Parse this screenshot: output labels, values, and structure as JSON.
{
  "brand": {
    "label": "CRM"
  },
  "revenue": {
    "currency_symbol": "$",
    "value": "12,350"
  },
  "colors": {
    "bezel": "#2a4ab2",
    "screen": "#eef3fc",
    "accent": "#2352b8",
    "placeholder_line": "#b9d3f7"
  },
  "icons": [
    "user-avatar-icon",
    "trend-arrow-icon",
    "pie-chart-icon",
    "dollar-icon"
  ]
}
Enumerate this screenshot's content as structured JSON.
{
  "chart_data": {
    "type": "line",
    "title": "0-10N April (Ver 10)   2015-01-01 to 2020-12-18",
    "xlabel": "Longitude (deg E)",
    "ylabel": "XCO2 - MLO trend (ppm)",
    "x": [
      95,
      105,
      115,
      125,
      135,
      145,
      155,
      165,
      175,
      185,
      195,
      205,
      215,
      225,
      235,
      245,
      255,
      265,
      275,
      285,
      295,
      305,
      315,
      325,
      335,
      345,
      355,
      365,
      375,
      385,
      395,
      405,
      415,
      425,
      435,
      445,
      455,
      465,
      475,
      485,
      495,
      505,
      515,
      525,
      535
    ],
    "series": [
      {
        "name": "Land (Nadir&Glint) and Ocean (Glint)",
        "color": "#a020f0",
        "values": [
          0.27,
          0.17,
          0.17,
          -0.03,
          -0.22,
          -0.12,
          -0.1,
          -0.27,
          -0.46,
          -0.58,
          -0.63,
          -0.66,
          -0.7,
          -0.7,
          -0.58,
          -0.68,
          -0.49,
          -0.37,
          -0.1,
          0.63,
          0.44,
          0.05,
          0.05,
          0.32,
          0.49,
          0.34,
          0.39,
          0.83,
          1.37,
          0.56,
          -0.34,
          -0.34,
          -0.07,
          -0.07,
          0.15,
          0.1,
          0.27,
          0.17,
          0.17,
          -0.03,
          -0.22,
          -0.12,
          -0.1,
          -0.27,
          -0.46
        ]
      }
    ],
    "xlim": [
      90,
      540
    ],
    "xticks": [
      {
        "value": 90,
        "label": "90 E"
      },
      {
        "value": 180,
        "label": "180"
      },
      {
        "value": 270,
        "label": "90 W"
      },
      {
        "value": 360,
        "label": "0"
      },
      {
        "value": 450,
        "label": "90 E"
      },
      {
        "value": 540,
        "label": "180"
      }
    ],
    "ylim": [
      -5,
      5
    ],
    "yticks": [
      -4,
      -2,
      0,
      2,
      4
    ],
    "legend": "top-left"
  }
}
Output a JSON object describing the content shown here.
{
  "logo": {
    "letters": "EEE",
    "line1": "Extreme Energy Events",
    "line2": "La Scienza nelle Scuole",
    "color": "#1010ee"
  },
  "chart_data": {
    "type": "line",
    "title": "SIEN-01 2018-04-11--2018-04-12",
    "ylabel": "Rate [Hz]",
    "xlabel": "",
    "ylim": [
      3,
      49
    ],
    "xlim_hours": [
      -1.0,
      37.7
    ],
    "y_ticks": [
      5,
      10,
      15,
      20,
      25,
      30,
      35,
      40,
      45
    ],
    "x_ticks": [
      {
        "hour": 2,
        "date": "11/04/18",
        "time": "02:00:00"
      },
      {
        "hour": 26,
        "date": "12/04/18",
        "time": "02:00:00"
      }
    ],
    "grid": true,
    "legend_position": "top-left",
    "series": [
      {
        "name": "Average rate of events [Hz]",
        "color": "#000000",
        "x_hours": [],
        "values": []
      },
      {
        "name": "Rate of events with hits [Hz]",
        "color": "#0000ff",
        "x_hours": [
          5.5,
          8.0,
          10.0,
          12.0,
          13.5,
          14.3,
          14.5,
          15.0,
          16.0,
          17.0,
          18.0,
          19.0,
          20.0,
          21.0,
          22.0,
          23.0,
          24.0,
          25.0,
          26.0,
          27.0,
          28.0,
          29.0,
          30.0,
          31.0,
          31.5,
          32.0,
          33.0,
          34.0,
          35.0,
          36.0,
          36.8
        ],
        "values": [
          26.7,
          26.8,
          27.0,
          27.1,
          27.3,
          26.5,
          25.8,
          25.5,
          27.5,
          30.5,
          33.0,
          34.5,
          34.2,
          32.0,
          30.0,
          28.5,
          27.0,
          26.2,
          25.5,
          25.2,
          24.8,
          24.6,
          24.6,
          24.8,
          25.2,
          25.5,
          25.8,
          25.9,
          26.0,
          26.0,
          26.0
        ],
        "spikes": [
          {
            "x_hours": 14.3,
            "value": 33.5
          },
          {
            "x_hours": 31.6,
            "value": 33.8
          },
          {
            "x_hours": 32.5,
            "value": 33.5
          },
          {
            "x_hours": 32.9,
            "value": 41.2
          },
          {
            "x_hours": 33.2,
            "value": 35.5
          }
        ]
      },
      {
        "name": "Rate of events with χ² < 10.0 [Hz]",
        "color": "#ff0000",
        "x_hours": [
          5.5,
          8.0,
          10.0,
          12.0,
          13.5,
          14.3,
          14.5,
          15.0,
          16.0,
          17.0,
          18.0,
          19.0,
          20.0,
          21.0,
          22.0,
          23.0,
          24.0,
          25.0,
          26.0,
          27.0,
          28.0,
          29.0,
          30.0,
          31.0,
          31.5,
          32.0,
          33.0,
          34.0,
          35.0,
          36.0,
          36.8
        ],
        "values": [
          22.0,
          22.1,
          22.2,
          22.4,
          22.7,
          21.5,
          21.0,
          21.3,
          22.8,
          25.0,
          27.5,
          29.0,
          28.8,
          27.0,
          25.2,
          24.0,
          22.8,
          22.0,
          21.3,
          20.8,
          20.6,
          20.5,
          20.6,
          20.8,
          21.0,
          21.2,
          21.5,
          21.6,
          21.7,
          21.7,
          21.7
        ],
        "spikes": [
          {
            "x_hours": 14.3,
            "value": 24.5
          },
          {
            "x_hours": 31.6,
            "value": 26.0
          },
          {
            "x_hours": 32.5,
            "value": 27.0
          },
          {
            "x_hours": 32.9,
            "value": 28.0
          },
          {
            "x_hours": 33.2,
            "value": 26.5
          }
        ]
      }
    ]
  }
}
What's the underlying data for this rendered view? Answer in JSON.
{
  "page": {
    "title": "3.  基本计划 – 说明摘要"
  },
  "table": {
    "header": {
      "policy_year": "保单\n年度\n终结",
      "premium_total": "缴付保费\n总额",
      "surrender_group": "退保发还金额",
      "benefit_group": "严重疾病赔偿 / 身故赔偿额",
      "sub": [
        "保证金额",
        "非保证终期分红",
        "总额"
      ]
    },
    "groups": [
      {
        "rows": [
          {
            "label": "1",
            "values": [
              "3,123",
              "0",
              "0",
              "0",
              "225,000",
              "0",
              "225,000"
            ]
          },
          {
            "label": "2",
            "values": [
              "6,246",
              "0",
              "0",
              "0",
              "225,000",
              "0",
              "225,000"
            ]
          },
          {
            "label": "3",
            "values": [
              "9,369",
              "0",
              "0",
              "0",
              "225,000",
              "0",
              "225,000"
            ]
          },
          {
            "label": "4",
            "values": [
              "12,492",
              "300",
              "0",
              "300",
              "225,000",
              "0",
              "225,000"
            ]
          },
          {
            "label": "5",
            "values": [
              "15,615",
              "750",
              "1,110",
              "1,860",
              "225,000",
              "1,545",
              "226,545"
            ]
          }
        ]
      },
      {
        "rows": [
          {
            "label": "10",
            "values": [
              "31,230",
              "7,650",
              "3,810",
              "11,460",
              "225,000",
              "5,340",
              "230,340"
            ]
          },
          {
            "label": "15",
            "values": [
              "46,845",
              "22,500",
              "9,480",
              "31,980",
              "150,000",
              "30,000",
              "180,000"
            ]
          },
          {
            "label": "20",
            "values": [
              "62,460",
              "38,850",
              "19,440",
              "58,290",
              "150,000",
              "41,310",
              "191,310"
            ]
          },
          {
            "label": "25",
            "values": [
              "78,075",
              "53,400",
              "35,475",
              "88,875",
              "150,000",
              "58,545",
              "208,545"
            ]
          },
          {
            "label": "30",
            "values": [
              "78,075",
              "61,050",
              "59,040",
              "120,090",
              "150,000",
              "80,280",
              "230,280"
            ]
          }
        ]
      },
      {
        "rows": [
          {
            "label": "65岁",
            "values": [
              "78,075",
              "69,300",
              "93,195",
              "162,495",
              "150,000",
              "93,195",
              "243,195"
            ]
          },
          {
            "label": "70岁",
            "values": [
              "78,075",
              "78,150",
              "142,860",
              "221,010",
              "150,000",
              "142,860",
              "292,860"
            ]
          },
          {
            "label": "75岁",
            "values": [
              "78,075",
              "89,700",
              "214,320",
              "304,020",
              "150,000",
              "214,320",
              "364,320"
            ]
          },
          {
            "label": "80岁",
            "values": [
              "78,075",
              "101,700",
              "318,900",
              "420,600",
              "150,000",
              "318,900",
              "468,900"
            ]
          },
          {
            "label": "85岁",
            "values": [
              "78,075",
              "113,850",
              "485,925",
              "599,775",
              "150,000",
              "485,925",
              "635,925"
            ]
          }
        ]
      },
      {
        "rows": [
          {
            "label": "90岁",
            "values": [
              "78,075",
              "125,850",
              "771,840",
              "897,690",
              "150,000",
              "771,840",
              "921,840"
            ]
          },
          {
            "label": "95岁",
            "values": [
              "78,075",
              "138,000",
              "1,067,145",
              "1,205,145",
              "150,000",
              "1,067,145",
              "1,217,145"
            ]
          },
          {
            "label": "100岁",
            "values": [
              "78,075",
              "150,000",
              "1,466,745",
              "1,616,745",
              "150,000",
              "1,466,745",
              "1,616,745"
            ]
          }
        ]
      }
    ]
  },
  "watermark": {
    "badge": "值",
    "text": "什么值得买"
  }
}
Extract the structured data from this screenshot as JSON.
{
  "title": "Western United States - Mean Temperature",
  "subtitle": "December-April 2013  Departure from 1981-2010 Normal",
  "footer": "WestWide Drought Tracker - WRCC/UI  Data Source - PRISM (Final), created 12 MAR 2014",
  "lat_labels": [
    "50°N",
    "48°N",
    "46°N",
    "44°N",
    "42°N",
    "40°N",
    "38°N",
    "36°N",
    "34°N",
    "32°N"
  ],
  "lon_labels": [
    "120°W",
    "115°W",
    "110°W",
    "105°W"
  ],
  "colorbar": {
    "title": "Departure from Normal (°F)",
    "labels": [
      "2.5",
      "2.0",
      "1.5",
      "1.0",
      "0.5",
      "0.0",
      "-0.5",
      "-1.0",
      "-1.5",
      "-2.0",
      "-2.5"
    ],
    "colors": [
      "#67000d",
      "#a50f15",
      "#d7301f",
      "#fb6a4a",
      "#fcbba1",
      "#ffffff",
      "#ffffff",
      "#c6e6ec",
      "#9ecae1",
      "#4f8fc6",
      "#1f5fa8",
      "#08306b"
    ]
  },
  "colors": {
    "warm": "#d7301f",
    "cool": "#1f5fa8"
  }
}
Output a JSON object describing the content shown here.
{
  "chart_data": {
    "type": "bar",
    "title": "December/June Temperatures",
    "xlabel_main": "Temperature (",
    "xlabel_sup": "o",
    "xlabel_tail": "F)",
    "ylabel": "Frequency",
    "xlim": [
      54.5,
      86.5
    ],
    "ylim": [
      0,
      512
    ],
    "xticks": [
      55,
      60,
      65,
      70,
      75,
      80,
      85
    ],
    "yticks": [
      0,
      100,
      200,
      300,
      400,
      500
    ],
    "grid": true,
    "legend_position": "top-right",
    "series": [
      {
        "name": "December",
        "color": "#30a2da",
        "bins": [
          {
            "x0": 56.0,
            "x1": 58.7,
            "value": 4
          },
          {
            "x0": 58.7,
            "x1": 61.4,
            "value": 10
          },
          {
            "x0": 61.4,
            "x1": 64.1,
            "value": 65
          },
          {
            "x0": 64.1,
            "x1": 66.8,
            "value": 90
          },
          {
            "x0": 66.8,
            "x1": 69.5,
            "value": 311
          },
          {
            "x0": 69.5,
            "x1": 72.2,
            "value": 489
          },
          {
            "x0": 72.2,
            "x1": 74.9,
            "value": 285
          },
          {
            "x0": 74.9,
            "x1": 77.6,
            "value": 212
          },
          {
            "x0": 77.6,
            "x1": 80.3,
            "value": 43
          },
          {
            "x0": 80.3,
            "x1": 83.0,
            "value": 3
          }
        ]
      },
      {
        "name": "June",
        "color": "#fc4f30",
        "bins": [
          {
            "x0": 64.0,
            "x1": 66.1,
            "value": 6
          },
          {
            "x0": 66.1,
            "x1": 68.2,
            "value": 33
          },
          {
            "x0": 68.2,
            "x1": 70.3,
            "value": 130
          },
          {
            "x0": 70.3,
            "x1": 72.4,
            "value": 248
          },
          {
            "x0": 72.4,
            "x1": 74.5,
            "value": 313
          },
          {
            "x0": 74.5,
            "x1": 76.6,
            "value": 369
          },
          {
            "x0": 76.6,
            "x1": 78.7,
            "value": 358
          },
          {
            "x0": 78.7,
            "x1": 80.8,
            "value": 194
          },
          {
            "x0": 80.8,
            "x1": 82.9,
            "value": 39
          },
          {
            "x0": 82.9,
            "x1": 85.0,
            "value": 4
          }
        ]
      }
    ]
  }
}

☆ ☆ ☆

* _Aim_
Copy each line of the records that contains the word "JSON".

* _Solved problem_
Parse this screenshot: output labels, values, and structure as JSON.
Enumerate this screenshot's content as structured JSON.
Output a JSON object describing the content shown here.
What's the underlying data for this rendered view? Answer in JSON.
Extract the structured data from this screenshot as JSON.
Output a JSON object describing the content shown here.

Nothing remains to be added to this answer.